▸ Given instruction: Search the material for the word "JSON" and report each line where it turns up.

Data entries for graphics

——————————

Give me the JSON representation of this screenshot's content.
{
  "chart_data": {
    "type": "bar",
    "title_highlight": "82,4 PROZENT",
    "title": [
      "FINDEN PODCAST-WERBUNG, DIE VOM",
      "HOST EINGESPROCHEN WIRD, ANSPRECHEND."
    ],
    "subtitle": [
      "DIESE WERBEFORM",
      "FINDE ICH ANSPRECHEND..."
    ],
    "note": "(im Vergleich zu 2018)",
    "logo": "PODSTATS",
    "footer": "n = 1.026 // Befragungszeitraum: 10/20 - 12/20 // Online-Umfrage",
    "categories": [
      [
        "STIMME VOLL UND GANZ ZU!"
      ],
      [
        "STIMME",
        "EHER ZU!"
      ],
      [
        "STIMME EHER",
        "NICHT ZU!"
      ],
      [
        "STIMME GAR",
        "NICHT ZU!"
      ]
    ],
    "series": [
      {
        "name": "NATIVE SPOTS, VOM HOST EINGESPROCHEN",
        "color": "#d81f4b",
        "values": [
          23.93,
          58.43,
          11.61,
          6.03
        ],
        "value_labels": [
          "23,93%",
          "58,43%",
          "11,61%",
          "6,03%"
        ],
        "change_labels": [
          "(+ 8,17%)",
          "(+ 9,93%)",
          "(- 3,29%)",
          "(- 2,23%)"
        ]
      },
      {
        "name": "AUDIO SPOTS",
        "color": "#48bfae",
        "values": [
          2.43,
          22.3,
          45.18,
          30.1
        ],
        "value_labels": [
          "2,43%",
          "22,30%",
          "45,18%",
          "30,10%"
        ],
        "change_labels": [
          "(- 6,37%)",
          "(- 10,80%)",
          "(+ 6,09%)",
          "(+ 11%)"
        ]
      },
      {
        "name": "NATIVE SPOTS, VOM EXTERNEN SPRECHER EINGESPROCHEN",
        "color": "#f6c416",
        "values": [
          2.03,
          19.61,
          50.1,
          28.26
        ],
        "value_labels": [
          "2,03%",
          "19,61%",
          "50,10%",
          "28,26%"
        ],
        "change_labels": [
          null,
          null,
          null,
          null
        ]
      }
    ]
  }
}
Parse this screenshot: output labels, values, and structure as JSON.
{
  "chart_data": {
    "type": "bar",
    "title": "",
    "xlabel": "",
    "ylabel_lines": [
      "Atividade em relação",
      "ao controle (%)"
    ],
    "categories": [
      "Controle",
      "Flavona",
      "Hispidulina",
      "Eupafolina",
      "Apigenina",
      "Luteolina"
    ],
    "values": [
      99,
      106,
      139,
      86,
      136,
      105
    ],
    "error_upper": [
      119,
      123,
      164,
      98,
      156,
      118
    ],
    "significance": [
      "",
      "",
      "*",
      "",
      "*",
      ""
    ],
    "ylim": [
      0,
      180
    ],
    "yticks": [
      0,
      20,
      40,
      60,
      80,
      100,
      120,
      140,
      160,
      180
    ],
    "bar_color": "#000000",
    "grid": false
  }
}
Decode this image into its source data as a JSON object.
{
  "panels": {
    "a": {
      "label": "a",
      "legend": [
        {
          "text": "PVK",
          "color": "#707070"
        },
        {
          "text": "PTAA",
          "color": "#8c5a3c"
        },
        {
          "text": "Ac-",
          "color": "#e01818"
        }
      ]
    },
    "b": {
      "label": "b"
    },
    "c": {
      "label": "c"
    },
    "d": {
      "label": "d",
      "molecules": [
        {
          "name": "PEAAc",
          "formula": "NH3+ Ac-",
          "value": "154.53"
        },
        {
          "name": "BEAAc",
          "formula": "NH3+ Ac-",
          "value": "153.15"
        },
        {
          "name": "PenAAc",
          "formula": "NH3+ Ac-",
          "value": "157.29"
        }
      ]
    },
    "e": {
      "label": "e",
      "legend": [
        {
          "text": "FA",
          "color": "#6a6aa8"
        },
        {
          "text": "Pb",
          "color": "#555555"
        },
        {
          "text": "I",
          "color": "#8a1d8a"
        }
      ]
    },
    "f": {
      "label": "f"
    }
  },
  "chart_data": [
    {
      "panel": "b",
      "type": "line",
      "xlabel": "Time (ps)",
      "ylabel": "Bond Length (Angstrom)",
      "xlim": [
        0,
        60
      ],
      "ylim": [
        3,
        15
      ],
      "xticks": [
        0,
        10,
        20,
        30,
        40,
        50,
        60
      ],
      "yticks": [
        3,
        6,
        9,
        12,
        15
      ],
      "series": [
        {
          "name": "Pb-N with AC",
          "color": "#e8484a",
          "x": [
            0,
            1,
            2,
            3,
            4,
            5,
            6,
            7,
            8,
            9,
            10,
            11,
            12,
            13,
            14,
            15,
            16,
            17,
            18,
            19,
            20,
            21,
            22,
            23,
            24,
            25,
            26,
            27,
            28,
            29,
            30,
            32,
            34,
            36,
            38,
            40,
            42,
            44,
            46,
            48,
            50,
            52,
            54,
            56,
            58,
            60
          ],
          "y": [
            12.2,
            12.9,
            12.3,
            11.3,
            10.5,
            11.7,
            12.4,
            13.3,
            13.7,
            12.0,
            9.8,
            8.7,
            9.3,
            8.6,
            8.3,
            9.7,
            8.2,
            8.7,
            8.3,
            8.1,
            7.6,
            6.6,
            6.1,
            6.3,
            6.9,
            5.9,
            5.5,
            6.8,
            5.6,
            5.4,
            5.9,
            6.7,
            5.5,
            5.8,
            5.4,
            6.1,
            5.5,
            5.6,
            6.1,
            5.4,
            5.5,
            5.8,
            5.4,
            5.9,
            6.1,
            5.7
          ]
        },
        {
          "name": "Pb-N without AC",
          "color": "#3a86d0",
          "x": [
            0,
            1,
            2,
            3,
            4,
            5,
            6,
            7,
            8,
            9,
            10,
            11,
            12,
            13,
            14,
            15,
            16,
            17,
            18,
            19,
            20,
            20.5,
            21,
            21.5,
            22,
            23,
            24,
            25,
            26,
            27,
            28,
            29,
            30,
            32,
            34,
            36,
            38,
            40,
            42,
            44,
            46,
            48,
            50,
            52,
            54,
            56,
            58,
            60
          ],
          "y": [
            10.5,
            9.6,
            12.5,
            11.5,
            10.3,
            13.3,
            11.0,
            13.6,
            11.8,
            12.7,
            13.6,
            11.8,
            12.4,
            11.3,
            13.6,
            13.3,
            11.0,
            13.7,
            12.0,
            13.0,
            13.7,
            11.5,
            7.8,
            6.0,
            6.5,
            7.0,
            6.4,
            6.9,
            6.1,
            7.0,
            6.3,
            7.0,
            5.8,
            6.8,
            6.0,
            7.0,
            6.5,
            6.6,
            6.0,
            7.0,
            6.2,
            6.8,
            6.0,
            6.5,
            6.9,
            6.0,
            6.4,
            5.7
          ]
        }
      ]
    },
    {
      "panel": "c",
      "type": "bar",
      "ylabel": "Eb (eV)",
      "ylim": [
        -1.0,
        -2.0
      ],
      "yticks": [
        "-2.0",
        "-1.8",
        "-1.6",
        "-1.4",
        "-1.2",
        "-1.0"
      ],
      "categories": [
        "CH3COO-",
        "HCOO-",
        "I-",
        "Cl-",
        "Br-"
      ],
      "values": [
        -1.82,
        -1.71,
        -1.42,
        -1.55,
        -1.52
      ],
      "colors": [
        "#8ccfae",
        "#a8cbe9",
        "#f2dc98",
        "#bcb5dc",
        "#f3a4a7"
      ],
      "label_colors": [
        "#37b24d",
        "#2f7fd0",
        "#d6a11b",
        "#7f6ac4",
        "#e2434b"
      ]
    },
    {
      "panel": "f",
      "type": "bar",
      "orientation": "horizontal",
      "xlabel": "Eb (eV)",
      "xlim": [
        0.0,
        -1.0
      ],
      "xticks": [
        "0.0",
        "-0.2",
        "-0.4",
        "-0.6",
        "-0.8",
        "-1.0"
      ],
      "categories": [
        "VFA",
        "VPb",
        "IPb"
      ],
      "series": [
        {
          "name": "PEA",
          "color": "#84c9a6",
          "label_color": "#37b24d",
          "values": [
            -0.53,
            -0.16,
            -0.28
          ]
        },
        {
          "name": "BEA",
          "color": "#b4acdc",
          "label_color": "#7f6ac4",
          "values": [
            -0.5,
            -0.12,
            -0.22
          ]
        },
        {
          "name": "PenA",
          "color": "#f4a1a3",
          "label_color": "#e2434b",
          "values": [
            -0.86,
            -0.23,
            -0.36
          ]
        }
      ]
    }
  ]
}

——————————

▸ Solved problem:
Give me the JSON representation of this screenshot's content.
Parse this screenshot: output labels, values, and structure as JSON.
Decode this image into its source data as a JSON object.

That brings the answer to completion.